Tally up the lines below that include the word "header". Answer with the number alone.

Stored data:
□ □ □

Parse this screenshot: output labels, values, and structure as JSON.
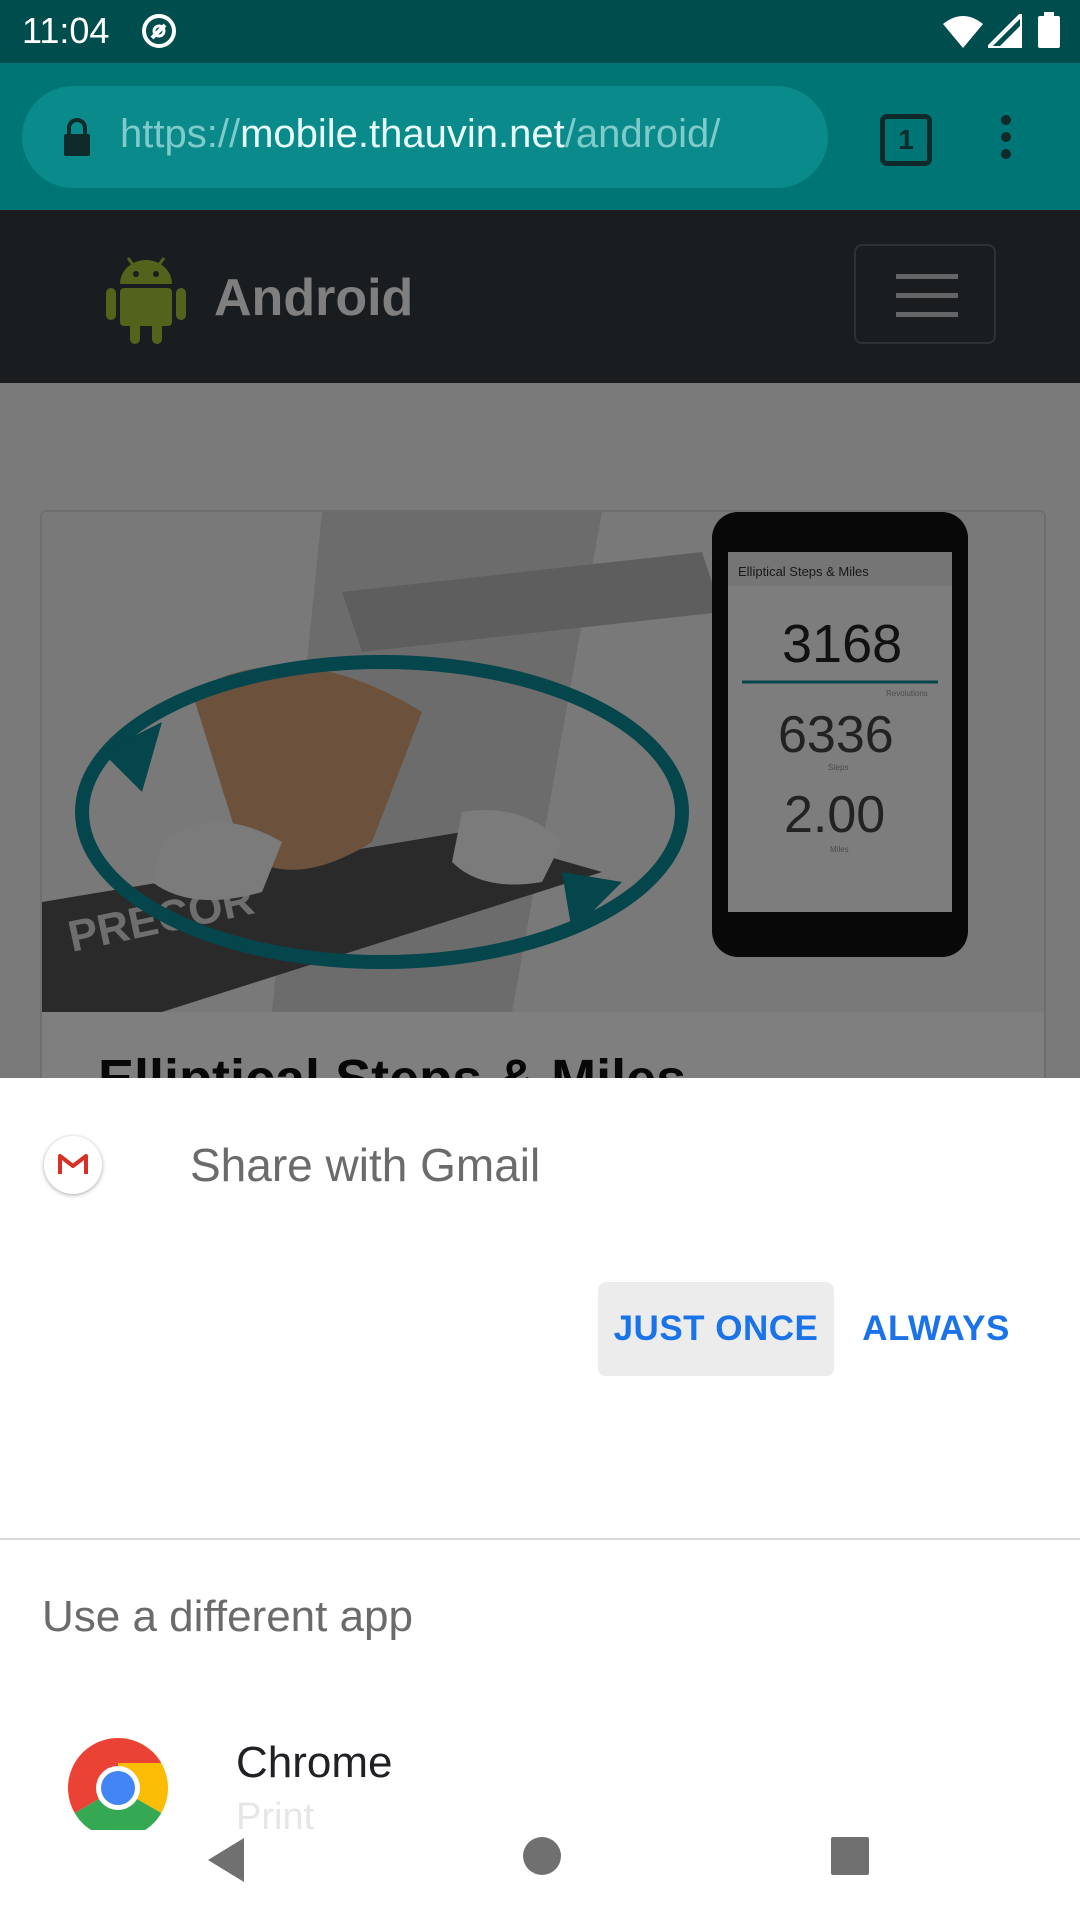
{
  "status_bar": {
    "time": "11:04",
    "icons": [
      "notification-icon",
      "wifi-icon",
      "signal-icon",
      "battery-icon"
    ]
  },
  "browser": {
    "url_prefix": "https://",
    "url_host": "mobile.thauvin.net",
    "url_path": "/android/",
    "tab_count": "1"
  },
  "website": {
    "title": "Android",
    "card_title": "Elliptical Steps & Miles",
    "card_image_phone": {
      "header": "Elliptical Steps & Miles",
      "rev": "3168",
      "steps": "6336",
      "miles": "2.00",
      "rev_label": "Revolutions",
      "steps_label": "Steps",
      "miles_label": "Miles"
    },
    "treadmill_brand": "PRECOR"
  },
  "share_sheet": {
    "title": "Share with Gmail",
    "just_once": "JUST ONCE",
    "always": "ALWAYS",
    "different_app": "Use a different app",
    "apps": [
      {
        "label": "Chrome",
        "sub": "Print"
      }
    ]
  },
  "colors": {
    "accent": "#1a73e8",
    "status_bar": "#004d4d",
    "toolbar": "#007575"
  }
}
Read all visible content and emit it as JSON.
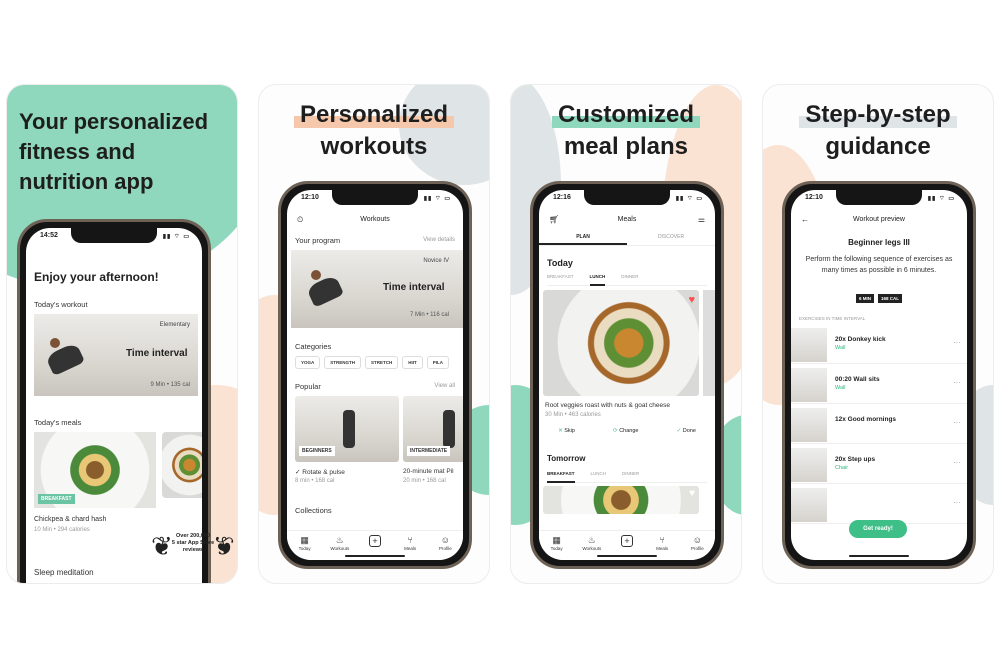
{
  "colors": {
    "mint": "#8fd8bd",
    "mint_strong": "#6cc5a2",
    "peach": "#fbe3d3",
    "peach_deep": "#f6c8ab",
    "grey": "#dfe4e6",
    "green": "#3ebf87",
    "heart": "#ff4d4d"
  },
  "panel1": {
    "heading": "Your personalized fitness and nutrition app",
    "heading_lines": [
      "Your personalized",
      "fitness and",
      "nutrition app"
    ],
    "time": "14:52",
    "greeting": "Enjoy your afternoon!",
    "todays_workout": "Today's workout",
    "workout_level": "Elementary",
    "workout_title": "Time interval",
    "workout_meta": "9 Min • 135 cal",
    "todays_meals": "Today's meals",
    "meal_tag": "BREAKFAST",
    "meal_title": "Chickpea & chard hash",
    "meal_meta": "10 Min • 294 calories",
    "badge_lines": [
      "Over 200,000",
      "5 star App Store",
      "reviews"
    ],
    "sleep": "Sleep meditation"
  },
  "panel2": {
    "heading_lines": [
      "Personalized",
      "workouts"
    ],
    "time": "12:10",
    "title": "Workouts",
    "your_program": "Your program",
    "view_details": "View details",
    "program_level": "Novice IV",
    "program_title": "Time interval",
    "program_meta": "7 Min • 116 cal",
    "categories_label": "Categories",
    "categories": [
      "YOGA",
      "STRENGTH",
      "STRETCH",
      "HIIT",
      "PILA"
    ],
    "popular_label": "Popular",
    "view_all": "View all",
    "popular": [
      {
        "tag": "BEGINNERS",
        "title": "✓ Rotate & pulse",
        "meta": "8 min • 168 cal"
      },
      {
        "tag": "INTERMEDIATE",
        "title": "20-minute mat Pil",
        "meta": "20 min • 168 cal"
      }
    ],
    "collections": "Collections",
    "tabs": [
      "Today",
      "Workouts",
      "",
      "Meals",
      "Profile"
    ],
    "tab_icons": [
      "calendar-icon",
      "flame-icon",
      "plus-icon",
      "utensils-icon",
      "profile-icon"
    ]
  },
  "panel3": {
    "heading_lines": [
      "Customized",
      "meal plans"
    ],
    "time": "12:16",
    "title": "Meals",
    "subtabs": [
      "PLAN",
      "DISCOVER"
    ],
    "today": "Today",
    "meal_tabs": [
      "BREAKFAST",
      "LUNCH",
      "DINNER"
    ],
    "dish_title": "Root veggies roast with nuts & goat cheese",
    "dish_meta": "30 Min • 463 calories",
    "actions": [
      "Skip",
      "Change",
      "Done"
    ],
    "tomorrow": "Tomorrow",
    "meal_tabs2": [
      "BREAKFAST",
      "LUNCH",
      "DINNER"
    ],
    "tabs": [
      "Today",
      "Workouts",
      "",
      "Meals",
      "Profile"
    ],
    "tab_icons": [
      "calendar-icon",
      "flame-icon",
      "plus-icon",
      "utensils-icon",
      "profile-icon"
    ]
  },
  "panel4": {
    "heading_lines": [
      "Step-by-step",
      "guidance"
    ],
    "time": "12:10",
    "title": "Workout preview",
    "workout_name": "Beginner legs III",
    "description": "Perform the following sequence of exercises as many times as possible in 6 minutes.",
    "pills": [
      "6 MIN",
      "168 CAL"
    ],
    "section_label": "EXERCISES IN TIME INTERVAL",
    "exercises": [
      {
        "title": "20x Donkey kick",
        "sub": "Wall"
      },
      {
        "title": "00:20 Wall sits",
        "sub": "Wall"
      },
      {
        "title": "12x Good mornings",
        "sub": ""
      },
      {
        "title": "20x Step ups",
        "sub": "Chair"
      },
      {
        "title": "",
        "sub": ""
      }
    ],
    "cta": "Get ready!"
  }
}
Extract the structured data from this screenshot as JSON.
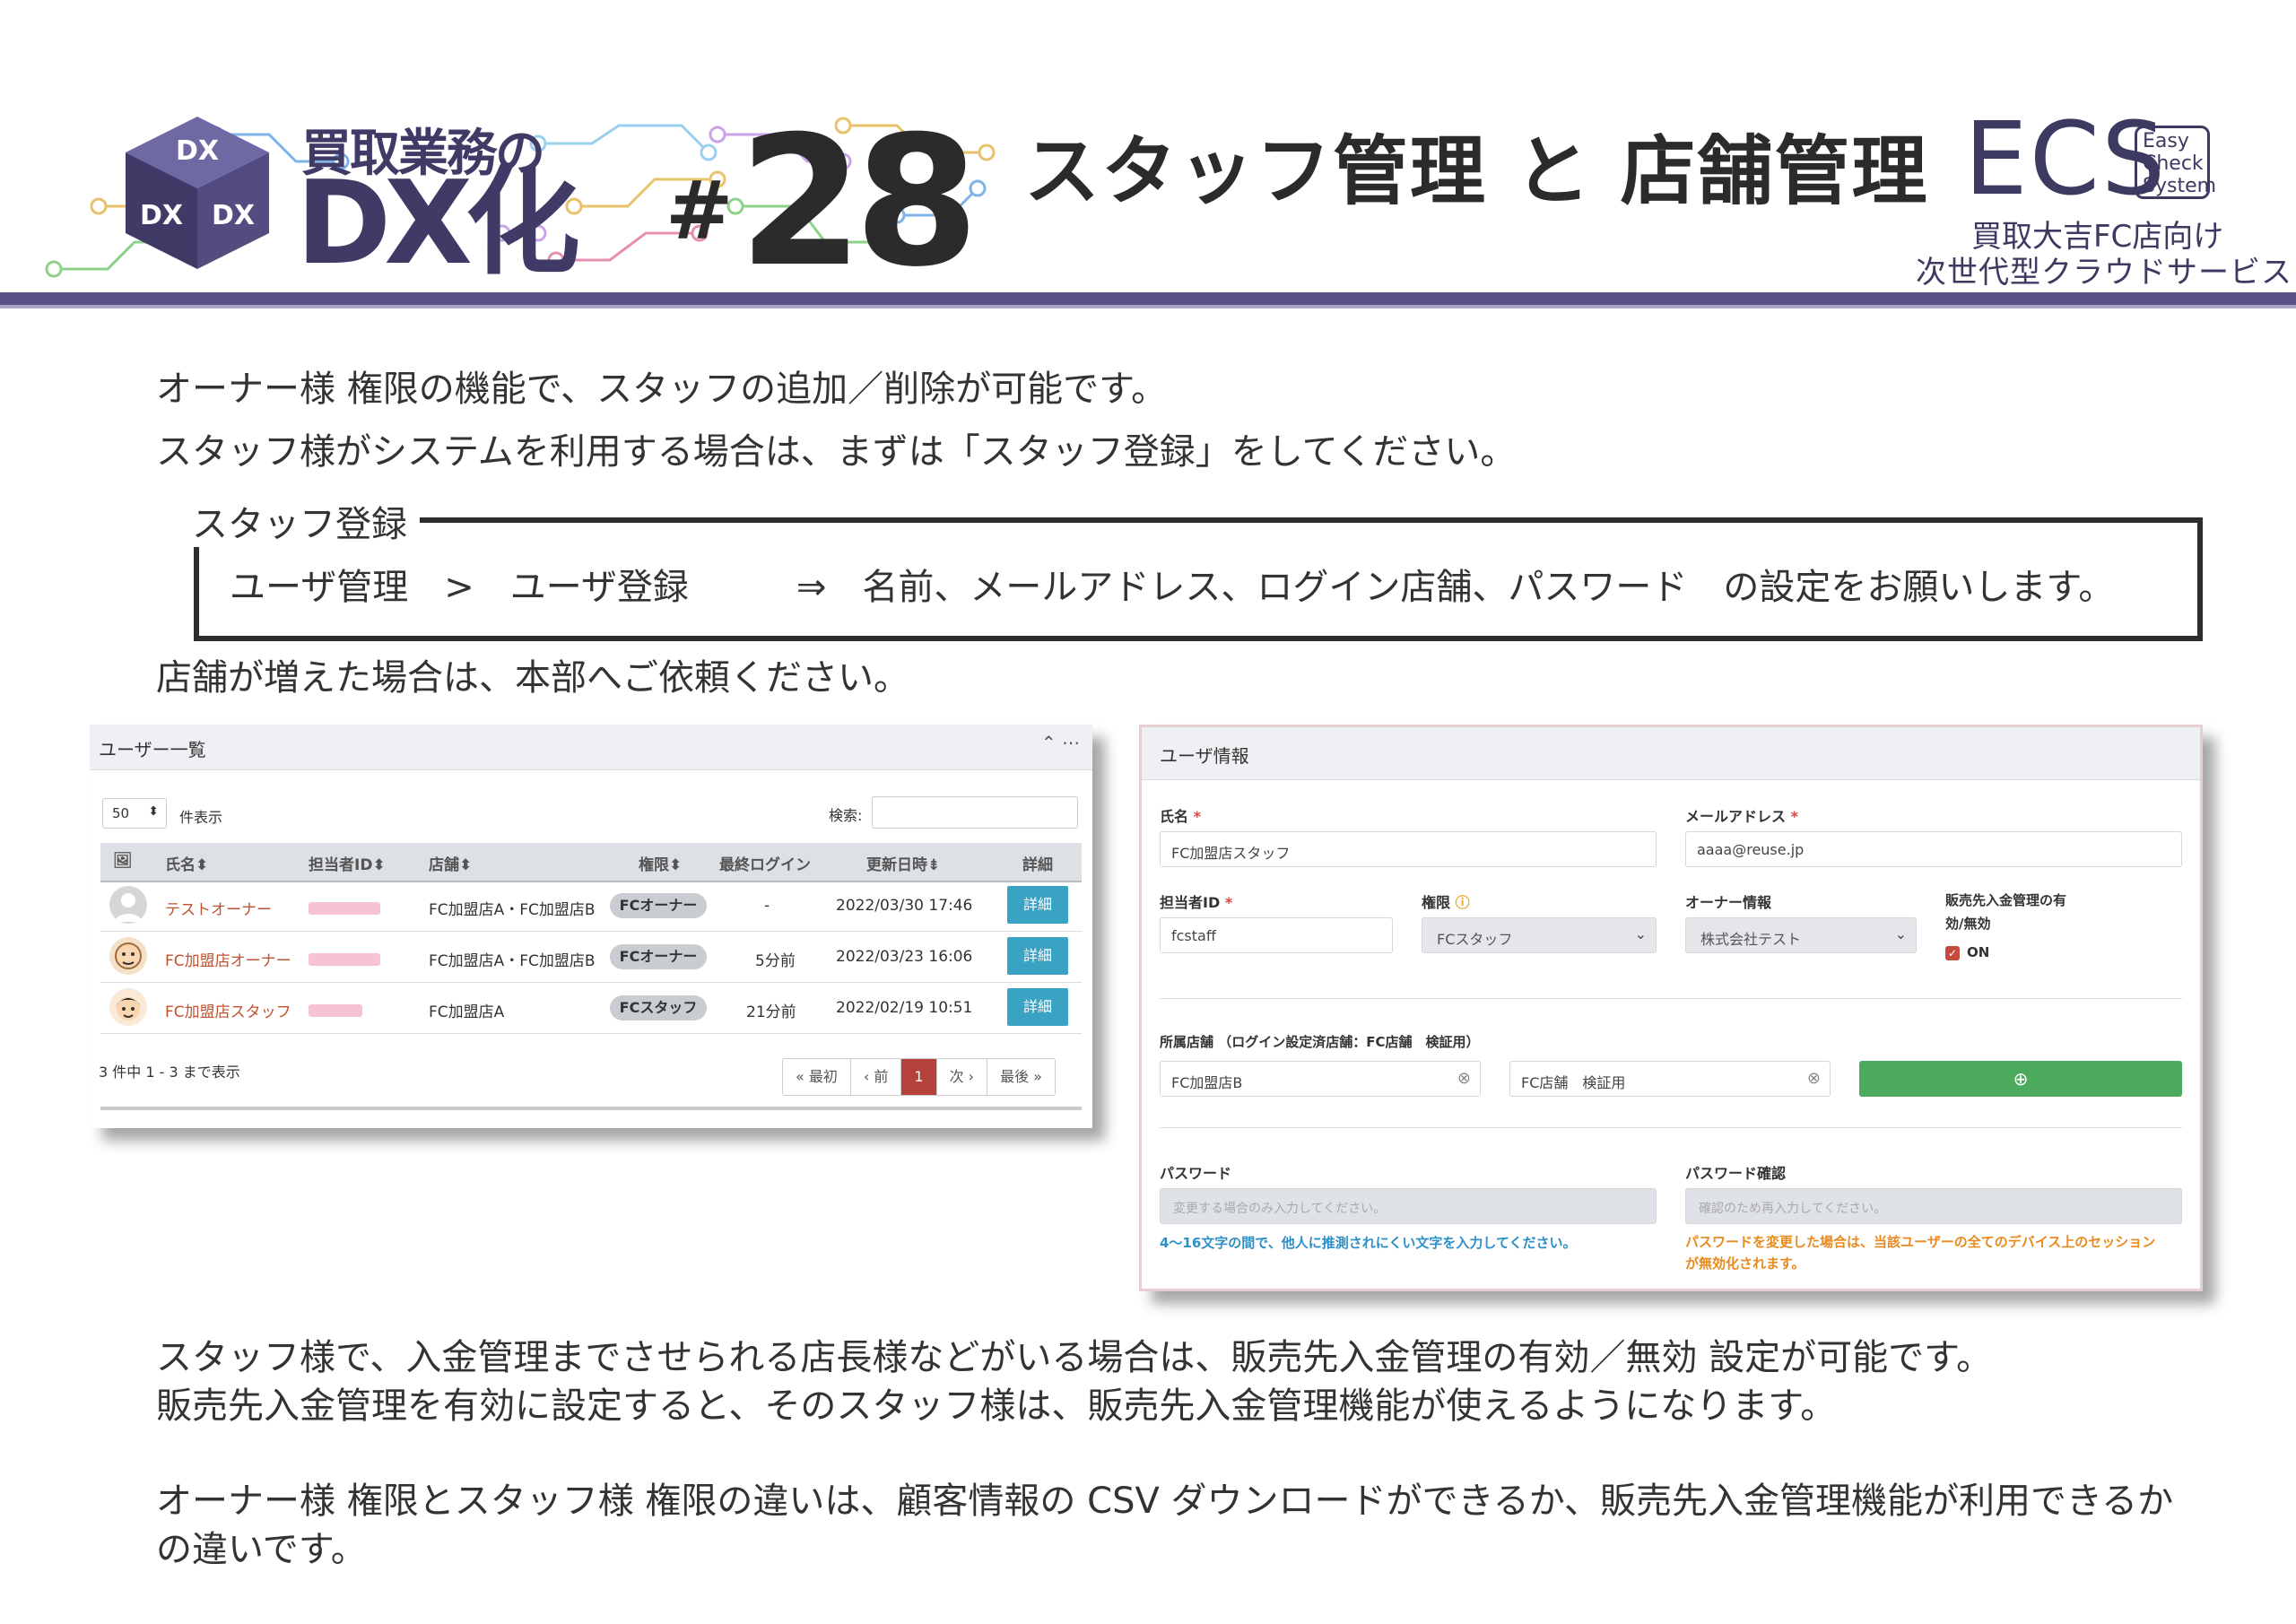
{
  "header": {
    "series_small": "買取業務の",
    "series_big": "DX化",
    "cube_label": "DX",
    "issue_hash": "#",
    "issue_number": "28",
    "title": "スタッフ管理 と 店舗管理",
    "logo": "ECS",
    "logo_badge": [
      "Easy",
      "Check",
      "System"
    ],
    "tagline1": "買取大吉FC店向け",
    "tagline2": "次世代型クラウドサービス",
    "accent_color": "#5a5486"
  },
  "intro": {
    "line1": "オーナー様 権限の機能で、スタッフの追加／削除が可能です。",
    "line2": "スタッフ様がシステムを利用する場合は、まずは「スタッフ登録」をしてください。"
  },
  "box": {
    "label": "スタッフ登録",
    "text": "ユーザ管理　>　ユーザ登録　　　⇒　名前、メールアドレス、ログイン店舗、パスワード　の設定をお願いします。"
  },
  "store_note": "店舗が増えた場合は、本部へご依頼ください。",
  "user_list": {
    "title": "ユーザー一覧",
    "controls": "⌃ ⋯",
    "per_page_value": "50",
    "per_page_suffix": "件表示",
    "search_label": "検索:",
    "columns": [
      "氏名",
      "担当者ID",
      "店舗",
      "権限",
      "最終ログイン",
      "更新日時",
      "詳細"
    ],
    "rows": [
      {
        "name": "テストオーナー",
        "store": "FC加盟店A・FC加盟店B",
        "role": "FCオーナー",
        "last_login": "-",
        "updated": "2022/03/30 17:46",
        "detail": "詳細"
      },
      {
        "name": "FC加盟店オーナー",
        "store": "FC加盟店A・FC加盟店B",
        "role": "FCオーナー",
        "last_login": "5分前",
        "updated": "2022/03/23 16:06",
        "detail": "詳細"
      },
      {
        "name": "FC加盟店スタッフ",
        "store": "FC加盟店A",
        "role": "FCスタッフ",
        "last_login": "21分前",
        "updated": "2022/02/19 10:51",
        "detail": "詳細"
      }
    ],
    "summary": "3 件中 1 - 3 まで表示",
    "pager": [
      "« 最初",
      "‹ 前",
      "1",
      "次 ›",
      "最後 »"
    ]
  },
  "user_info": {
    "title": "ユーザ情報",
    "name_label": "氏名",
    "name_value": "FC加盟店スタッフ",
    "email_label": "メールアドレス",
    "email_value": "aaaa@reuse.jp",
    "staff_id_label": "担当者ID",
    "staff_id_value": "fcstaff",
    "role_label": "権限",
    "role_value": "FCスタッフ",
    "owner_label": "オーナー情報",
    "owner_value": "株式会社テスト",
    "payment_label1": "販売先入金管理の有",
    "payment_label2": "効/無効",
    "payment_value": "ON",
    "store_label": "所属店舗 （ログイン設定済店舗：FC店舗　検証用）",
    "store1": "FC加盟店B",
    "store2": "FC店舗　検証用",
    "add_icon": "⊕",
    "password_label": "パスワード",
    "password_placeholder": "変更する場合のみ入力してください。",
    "password_hint": "4〜16文字の間で、他人に推測されにくい文字を入力してください。",
    "confirm_label": "パスワード確認",
    "confirm_placeholder": "確認のため再入力してください。",
    "confirm_hint1": "パスワードを変更した場合は、当該ユーザーの全てのデバイス上のセッション",
    "confirm_hint2": "が無効化されます。"
  },
  "notes": {
    "line1": "スタッフ様で、入金管理までさせられる店長様などがいる場合は、販売先入金管理の有効／無効 設定が可能です。",
    "line2": "販売先入金管理を有効に設定すると、そのスタッフ様は、販売先入金管理機能が使えるようになります。",
    "line3": "オーナー様 権限とスタッフ様 権限の違いは、顧客情報の CSV ダウンロードができるか、販売先入金管理機能が利用できるか",
    "line4": "の違いです。"
  }
}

□ □ □

> **Written response**
2